Your instructions
Return all of the entries word for word, but omit the pictures they contain.

Supplied data
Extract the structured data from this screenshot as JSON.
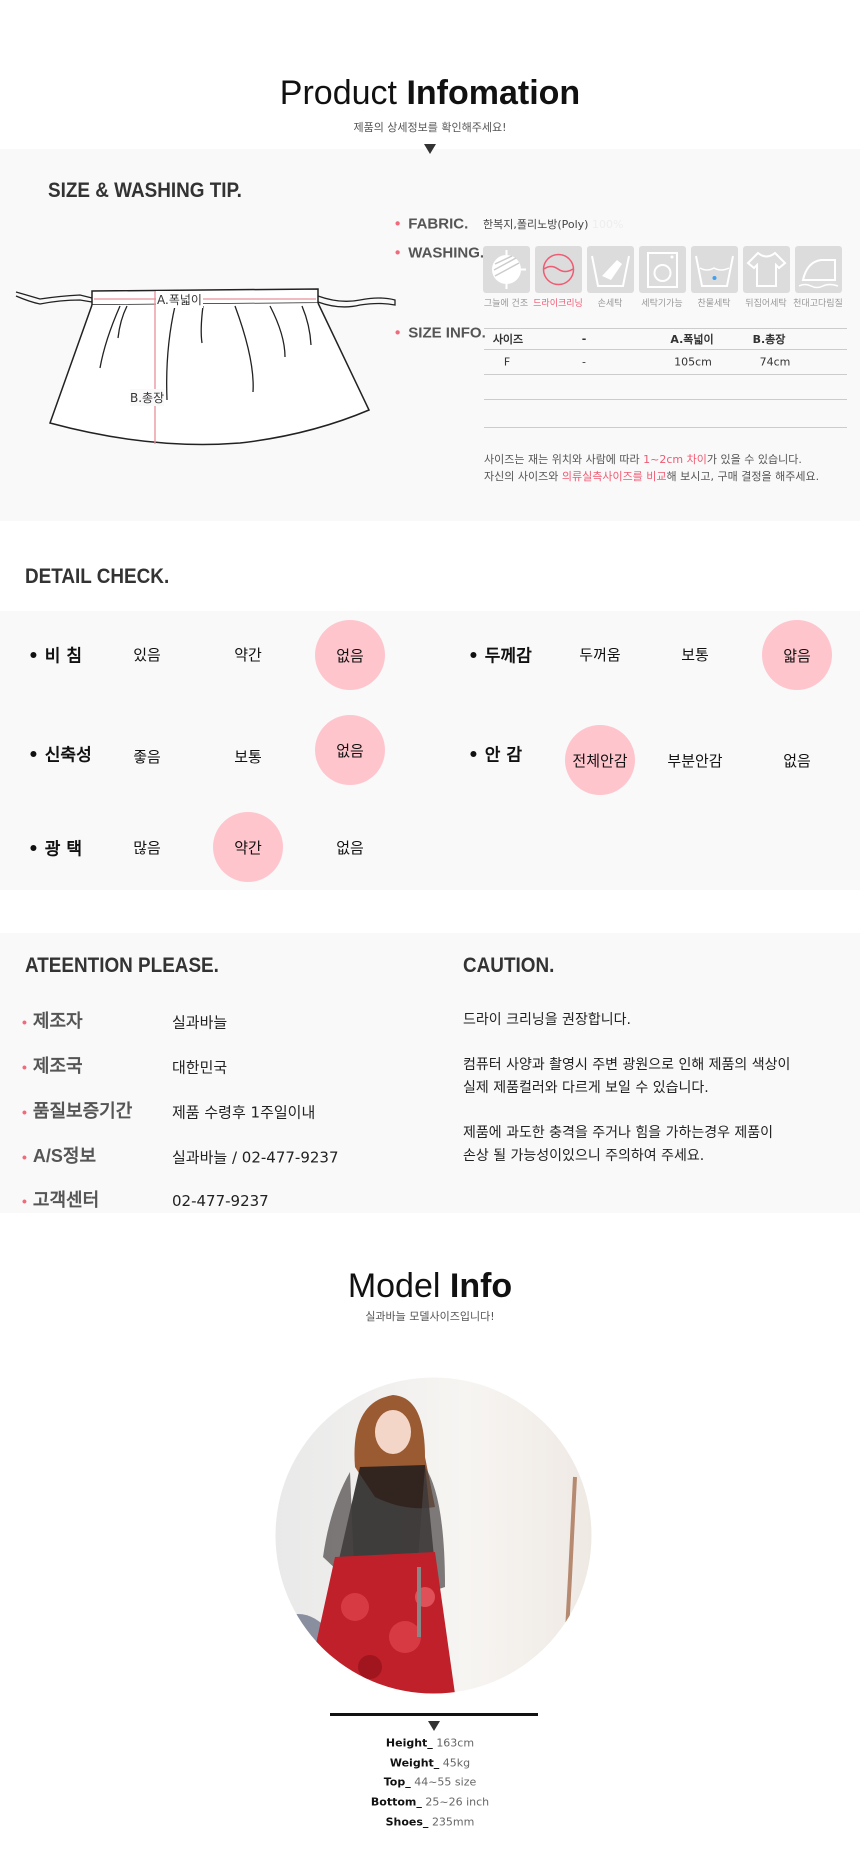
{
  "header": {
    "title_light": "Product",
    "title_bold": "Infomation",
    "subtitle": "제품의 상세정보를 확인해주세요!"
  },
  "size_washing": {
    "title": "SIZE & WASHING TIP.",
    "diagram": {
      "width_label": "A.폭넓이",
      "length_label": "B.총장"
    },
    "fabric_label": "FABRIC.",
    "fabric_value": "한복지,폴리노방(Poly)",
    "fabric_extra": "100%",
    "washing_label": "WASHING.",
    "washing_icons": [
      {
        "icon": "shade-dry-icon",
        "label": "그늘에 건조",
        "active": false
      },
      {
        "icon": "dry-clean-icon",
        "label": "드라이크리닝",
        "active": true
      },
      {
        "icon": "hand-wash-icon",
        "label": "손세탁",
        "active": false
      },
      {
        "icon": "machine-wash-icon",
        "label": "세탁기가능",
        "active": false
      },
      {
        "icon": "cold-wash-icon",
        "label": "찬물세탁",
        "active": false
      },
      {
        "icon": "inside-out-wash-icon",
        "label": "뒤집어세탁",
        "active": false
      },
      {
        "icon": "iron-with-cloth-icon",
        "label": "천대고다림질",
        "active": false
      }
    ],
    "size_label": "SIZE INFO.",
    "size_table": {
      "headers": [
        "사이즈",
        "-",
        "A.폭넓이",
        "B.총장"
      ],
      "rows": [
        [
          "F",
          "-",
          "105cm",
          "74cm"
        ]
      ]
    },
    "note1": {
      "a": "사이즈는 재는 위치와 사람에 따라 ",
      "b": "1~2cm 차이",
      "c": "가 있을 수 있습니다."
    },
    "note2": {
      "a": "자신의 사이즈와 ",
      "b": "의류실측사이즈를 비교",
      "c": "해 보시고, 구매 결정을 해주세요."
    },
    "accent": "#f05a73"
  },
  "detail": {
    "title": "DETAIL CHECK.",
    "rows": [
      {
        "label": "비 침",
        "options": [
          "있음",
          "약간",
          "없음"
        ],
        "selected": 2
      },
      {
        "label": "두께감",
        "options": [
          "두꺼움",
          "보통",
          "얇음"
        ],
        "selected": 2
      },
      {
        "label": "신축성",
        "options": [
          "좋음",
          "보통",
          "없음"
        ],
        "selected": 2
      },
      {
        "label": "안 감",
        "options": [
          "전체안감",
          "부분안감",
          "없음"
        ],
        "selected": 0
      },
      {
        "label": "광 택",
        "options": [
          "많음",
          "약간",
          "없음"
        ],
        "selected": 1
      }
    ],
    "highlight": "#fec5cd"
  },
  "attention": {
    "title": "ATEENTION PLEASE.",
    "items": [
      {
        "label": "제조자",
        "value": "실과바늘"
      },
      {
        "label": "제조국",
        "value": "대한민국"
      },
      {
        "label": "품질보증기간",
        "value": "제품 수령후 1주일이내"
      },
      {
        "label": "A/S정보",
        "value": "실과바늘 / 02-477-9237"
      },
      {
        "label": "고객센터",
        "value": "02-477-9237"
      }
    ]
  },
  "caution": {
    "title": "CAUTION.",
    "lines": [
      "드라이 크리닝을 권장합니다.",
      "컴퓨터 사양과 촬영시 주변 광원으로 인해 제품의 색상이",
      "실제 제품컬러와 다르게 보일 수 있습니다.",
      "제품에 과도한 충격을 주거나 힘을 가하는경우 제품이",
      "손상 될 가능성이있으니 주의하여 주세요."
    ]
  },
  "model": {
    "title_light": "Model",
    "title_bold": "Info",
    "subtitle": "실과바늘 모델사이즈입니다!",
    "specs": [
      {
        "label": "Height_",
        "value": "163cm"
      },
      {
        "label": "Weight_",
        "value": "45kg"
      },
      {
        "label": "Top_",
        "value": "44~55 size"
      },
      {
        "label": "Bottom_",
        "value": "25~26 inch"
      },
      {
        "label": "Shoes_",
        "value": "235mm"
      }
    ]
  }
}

The answer
Extract the structured data from this screenshot as JSON.
{
  "header": {
    "title_light": "Product",
    "title_bold": "Infomation",
    "subtitle": "제품의 상세정보를 확인해주세요!"
  },
  "size_washing": {
    "title": "SIZE & WASHING TIP.",
    "diagram": {
      "width_label": "A.폭넓이",
      "length_label": "B.총장"
    },
    "fabric_label": "FABRIC.",
    "fabric_value": "한복지,폴리노방(Poly)",
    "fabric_extra": "100%",
    "washing_label": "WASHING.",
    "washing_icons": [
      {
        "icon": "shade-dry-icon",
        "label": "그늘에 건조",
        "active": false
      },
      {
        "icon": "dry-clean-icon",
        "label": "드라이크리닝",
        "active": true
      },
      {
        "icon": "hand-wash-icon",
        "label": "손세탁",
        "active": false
      },
      {
        "icon": "machine-wash-icon",
        "label": "세탁기가능",
        "active": false
      },
      {
        "icon": "cold-wash-icon",
        "label": "찬물세탁",
        "active": false
      },
      {
        "icon": "inside-out-wash-icon",
        "label": "뒤집어세탁",
        "active": false
      },
      {
        "icon": "iron-with-cloth-icon",
        "label": "천대고다림질",
        "active": false
      }
    ],
    "size_label": "SIZE INFO.",
    "size_table": {
      "headers": [
        "사이즈",
        "-",
        "A.폭넓이",
        "B.총장"
      ],
      "rows": [
        [
          "F",
          "-",
          "105cm",
          "74cm"
        ]
      ]
    },
    "note1": {
      "a": "사이즈는 재는 위치와 사람에 따라 ",
      "b": "1~2cm 차이",
      "c": "가 있을 수 있습니다."
    },
    "note2": {
      "a": "자신의 사이즈와 ",
      "b": "의류실측사이즈를 비교",
      "c": "해 보시고, 구매 결정을 해주세요."
    },
    "accent": "#f05a73"
  },
  "detail": {
    "title": "DETAIL CHECK.",
    "rows": [
      {
        "label": "비 침",
        "options": [
          "있음",
          "약간",
          "없음"
        ],
        "selected": 2
      },
      {
        "label": "두께감",
        "options": [
          "두꺼움",
          "보통",
          "얇음"
        ],
        "selected": 2
      },
      {
        "label": "신축성",
        "options": [
          "좋음",
          "보통",
          "없음"
        ],
        "selected": 2
      },
      {
        "label": "안 감",
        "options": [
          "전체안감",
          "부분안감",
          "없음"
        ],
        "selected": 0
      },
      {
        "label": "광 택",
        "options": [
          "많음",
          "약간",
          "없음"
        ],
        "selected": 1
      }
    ],
    "highlight": "#fec5cd"
  },
  "attention": {
    "title": "ATEENTION PLEASE.",
    "items": [
      {
        "label": "제조자",
        "value": "실과바늘"
      },
      {
        "label": "제조국",
        "value": "대한민국"
      },
      {
        "label": "품질보증기간",
        "value": "제품 수령후 1주일이내"
      },
      {
        "label": "A/S정보",
        "value": "실과바늘 / 02-477-9237"
      },
      {
        "label": "고객센터",
        "value": "02-477-9237"
      }
    ]
  },
  "caution": {
    "title": "CAUTION.",
    "lines": [
      "드라이 크리닝을 권장합니다.",
      "컴퓨터 사양과 촬영시 주변 광원으로 인해 제품의 색상이",
      "실제 제품컬러와 다르게 보일 수 있습니다.",
      "제품에 과도한 충격을 주거나 힘을 가하는경우 제품이",
      "손상 될 가능성이있으니 주의하여 주세요."
    ]
  },
  "model": {
    "title_light": "Model",
    "title_bold": "Info",
    "subtitle": "실과바늘 모델사이즈입니다!",
    "specs": [
      {
        "label": "Height_",
        "value": "163cm"
      },
      {
        "label": "Weight_",
        "value": "45kg"
      },
      {
        "label": "Top_",
        "value": "44~55 size"
      },
      {
        "label": "Bottom_",
        "value": "25~26 inch"
      },
      {
        "label": "Shoes_",
        "value": "235mm"
      }
    ]
  }
}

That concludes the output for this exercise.